Start of SELECTED EXTRACT
Sunday, April 29, 2007

 

Centennial Tributes: Fred Zinnemann


By Edward Copeland
If someone asks, "What is a Fred Zinnemann film like?" How would you respond? It's not that Zinnemann, who would turn 100 years old today, didn't make quite a few good and great films and at least one bona fide classic, but is there something you can point to as a Zinnemannesque film the way you might say Hitchcockian or Hawksian? Not really. This isn't to disparage Zinnemann at all. He simply was a solid, workman-like director who ended up making movies worth watching far more often than he made clunkers. He earned seven Oscar nominations as director between 1948 and 1977 and won twice. He also won an Oscar for producing A Man for All Seasons and for the documentary short Benjy in 1951. Some might call him colorless, but his body of work certainly deserves reflection today on the anniversary of his birth.


Eyes in the Night (1942)
End of SELECTED EXTRACT
Start of DATA SECTION
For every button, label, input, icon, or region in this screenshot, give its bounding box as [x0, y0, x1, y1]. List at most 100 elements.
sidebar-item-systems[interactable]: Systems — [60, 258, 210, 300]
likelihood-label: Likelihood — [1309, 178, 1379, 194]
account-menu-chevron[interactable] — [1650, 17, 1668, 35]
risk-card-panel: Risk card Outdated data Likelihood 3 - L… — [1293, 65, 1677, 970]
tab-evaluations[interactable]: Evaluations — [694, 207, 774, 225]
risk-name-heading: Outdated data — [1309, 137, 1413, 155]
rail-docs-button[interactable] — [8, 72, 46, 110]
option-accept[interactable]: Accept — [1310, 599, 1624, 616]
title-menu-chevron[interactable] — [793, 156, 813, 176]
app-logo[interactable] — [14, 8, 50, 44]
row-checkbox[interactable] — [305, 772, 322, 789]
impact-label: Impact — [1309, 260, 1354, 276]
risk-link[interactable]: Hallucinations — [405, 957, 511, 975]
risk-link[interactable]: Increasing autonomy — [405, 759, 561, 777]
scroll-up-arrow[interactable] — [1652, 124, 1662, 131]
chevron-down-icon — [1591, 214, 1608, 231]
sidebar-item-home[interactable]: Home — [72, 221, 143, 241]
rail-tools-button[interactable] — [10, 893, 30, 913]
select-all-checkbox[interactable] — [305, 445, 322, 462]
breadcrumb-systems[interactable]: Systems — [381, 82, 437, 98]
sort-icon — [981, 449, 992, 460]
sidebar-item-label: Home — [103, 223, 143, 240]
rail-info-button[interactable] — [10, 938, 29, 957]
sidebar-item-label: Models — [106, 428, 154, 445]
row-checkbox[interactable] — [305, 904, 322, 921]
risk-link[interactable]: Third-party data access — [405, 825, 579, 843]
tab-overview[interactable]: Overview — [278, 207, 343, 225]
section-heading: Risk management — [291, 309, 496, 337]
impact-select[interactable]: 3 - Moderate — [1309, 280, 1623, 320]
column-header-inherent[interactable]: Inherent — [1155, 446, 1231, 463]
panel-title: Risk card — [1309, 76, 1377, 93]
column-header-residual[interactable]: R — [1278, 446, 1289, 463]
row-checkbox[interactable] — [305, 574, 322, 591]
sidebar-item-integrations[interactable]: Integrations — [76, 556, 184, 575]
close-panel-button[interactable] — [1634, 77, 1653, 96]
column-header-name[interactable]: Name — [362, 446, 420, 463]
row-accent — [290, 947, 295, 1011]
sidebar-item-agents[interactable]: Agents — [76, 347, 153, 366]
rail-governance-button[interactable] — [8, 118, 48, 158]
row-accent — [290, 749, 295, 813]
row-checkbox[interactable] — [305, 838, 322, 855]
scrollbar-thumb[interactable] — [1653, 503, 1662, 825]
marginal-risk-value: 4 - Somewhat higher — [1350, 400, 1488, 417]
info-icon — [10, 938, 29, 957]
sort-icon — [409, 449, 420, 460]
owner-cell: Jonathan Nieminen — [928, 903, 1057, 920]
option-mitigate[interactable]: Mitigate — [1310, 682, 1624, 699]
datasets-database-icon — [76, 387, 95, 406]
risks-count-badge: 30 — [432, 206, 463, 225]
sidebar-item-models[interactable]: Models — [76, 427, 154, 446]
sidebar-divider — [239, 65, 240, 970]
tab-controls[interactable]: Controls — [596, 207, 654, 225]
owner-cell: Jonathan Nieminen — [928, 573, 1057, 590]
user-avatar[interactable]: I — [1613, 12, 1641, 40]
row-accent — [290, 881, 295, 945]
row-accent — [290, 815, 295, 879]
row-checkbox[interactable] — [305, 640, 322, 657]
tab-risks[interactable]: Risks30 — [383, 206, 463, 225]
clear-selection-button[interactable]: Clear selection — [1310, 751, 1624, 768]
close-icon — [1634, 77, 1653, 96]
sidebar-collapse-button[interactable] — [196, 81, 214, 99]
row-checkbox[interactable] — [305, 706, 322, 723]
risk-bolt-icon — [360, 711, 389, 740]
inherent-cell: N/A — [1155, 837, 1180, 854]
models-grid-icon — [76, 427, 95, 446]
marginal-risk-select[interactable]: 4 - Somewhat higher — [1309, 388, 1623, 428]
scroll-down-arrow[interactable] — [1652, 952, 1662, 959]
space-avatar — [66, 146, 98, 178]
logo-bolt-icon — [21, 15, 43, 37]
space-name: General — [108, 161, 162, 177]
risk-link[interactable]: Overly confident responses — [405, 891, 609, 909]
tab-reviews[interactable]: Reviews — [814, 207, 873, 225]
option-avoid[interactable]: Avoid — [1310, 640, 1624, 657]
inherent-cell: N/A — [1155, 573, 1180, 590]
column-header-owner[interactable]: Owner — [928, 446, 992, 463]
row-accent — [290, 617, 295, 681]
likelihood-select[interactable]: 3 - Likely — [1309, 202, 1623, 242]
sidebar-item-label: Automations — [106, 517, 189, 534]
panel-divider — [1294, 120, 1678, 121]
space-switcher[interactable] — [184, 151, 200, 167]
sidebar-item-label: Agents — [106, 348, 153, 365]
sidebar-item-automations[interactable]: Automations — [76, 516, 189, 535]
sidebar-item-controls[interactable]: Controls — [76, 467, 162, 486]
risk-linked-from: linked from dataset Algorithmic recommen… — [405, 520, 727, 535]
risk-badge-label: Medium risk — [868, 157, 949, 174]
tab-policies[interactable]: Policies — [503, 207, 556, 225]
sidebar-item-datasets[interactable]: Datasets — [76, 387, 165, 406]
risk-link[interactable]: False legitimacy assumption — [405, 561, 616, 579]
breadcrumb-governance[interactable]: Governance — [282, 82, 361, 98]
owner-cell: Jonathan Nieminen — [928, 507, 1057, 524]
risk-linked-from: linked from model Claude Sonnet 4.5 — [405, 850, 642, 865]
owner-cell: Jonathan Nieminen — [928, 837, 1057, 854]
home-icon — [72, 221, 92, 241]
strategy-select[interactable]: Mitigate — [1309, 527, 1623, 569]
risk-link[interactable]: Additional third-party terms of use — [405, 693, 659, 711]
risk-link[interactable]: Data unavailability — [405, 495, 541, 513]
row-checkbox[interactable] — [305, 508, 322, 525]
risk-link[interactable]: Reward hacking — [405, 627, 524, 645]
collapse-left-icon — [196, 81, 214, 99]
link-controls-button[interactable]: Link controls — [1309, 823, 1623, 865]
End of DATA SECTION
→ REQUIREMENT
Copy out the whole Fred Zinnemann centennial tribute above word for word, with every line, spelling and punctuation mark unchanged.

→ COMPLETE OUTPUT
Sunday, April 29, 2007

 

Centennial Tributes: Fred Zinnemann


By Edward Copeland
If someone asks, "What is a Fred Zinnemann film like?" How would you respond? It's not that Zinnemann, who would turn 100 years old today, didn't make quite a few good and great films and at least one bona fide classic, but is there something you can point to as a Zinnemannesque film the way you might say Hitchcockian or Hawksian? Not really. This isn't to disparage Zinnemann at all. He simply was a solid, workman-like director who ended up making movies worth watching far more often than he made clunkers. He earned seven Oscar nominations as director between 1948 and 1977 and won twice. He also won an Oscar for producing A Man for All Seasons and for the documentary short Benjy in 1951. Some might call him colorless, but his body of work certainly deserves reflection today on the anniversary of his birth.


Eyes in the Night (1942)